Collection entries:
———
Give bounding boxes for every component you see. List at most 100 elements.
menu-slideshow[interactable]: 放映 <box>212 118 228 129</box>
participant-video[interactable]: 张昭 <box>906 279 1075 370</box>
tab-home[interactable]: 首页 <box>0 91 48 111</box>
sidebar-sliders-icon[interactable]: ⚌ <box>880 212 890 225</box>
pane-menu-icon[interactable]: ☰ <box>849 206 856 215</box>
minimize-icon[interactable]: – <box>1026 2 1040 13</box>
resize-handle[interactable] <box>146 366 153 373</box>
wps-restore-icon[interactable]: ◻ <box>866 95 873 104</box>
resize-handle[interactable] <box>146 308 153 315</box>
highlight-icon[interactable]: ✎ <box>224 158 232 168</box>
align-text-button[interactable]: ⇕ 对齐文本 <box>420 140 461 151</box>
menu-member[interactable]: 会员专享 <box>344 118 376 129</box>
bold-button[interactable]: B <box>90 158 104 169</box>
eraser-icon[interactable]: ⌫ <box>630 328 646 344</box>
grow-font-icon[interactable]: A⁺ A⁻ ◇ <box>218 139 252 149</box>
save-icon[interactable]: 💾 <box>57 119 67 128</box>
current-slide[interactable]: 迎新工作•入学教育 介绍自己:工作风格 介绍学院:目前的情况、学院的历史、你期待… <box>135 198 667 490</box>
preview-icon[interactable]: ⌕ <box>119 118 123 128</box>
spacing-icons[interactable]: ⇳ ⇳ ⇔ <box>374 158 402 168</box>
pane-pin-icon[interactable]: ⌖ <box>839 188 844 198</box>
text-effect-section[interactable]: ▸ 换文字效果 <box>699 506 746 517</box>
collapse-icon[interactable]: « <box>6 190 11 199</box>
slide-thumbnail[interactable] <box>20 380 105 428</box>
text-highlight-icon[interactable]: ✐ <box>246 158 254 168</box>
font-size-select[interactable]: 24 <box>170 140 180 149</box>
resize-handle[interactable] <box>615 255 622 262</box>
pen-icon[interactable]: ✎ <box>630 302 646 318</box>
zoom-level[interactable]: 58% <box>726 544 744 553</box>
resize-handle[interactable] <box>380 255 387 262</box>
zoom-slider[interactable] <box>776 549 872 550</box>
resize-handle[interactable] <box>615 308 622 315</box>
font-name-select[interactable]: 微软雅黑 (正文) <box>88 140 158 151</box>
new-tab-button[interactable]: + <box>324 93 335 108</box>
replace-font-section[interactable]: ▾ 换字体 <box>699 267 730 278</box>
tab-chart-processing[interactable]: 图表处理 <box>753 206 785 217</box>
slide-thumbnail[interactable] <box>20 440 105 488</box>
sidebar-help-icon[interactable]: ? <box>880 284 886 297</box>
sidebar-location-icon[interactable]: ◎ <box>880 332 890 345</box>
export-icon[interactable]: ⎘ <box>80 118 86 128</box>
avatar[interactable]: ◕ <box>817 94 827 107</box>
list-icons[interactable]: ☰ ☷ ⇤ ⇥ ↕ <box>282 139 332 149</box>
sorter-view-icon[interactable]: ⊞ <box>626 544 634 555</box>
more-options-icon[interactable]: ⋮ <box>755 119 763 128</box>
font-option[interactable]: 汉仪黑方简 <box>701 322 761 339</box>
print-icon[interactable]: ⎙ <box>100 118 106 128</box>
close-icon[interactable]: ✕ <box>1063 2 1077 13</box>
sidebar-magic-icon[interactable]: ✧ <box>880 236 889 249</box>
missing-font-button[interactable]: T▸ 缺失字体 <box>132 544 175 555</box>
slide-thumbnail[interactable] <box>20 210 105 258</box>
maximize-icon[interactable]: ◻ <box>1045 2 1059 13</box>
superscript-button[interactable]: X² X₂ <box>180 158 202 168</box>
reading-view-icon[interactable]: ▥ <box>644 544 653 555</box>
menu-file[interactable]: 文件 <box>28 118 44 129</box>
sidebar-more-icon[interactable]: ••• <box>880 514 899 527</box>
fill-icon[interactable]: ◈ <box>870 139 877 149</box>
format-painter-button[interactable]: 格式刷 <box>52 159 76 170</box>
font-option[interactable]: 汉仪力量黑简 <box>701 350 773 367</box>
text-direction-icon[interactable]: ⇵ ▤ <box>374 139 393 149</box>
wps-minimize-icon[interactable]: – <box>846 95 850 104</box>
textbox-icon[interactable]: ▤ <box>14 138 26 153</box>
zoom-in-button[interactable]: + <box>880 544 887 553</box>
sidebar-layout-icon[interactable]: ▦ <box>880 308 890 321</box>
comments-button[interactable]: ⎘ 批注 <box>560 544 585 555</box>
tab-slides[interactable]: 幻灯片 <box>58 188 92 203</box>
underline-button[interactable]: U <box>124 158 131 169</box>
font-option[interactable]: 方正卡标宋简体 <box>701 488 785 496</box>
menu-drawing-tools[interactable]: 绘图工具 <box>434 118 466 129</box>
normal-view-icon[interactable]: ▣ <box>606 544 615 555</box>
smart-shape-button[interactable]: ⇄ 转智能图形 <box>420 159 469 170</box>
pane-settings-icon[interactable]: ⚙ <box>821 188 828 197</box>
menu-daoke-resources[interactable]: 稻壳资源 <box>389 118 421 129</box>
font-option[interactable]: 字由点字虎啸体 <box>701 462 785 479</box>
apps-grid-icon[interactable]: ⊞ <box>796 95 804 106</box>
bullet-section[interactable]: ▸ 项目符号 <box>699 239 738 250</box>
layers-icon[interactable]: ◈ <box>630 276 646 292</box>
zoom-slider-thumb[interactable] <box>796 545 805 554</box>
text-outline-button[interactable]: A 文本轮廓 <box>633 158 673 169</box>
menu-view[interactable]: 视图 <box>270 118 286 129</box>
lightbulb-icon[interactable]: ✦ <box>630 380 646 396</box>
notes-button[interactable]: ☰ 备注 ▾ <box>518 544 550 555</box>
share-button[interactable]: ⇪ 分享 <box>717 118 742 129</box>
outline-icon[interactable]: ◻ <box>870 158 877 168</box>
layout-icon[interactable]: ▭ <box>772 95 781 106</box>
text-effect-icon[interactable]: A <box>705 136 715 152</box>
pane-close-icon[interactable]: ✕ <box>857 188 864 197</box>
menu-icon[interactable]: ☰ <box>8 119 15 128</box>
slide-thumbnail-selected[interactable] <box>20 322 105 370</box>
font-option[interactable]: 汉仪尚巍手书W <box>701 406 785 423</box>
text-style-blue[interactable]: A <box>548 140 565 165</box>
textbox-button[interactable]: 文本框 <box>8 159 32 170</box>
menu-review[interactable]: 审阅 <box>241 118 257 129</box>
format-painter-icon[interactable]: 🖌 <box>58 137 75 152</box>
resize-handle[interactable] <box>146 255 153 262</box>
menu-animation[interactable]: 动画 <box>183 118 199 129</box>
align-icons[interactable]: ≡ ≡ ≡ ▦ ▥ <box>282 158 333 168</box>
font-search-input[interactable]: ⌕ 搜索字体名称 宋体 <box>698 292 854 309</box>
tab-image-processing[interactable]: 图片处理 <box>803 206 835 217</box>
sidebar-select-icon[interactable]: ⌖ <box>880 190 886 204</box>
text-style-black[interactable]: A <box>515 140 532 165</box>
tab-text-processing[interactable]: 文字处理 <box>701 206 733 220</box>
———
### DO THIS
Pull out every line of the data above that contains the string "painter".

### COMPLETE RESPONSE
format-painter-button[interactable]: 格式刷 <box>52 159 76 170</box>
format-painter-icon[interactable]: 🖌 <box>58 137 75 152</box>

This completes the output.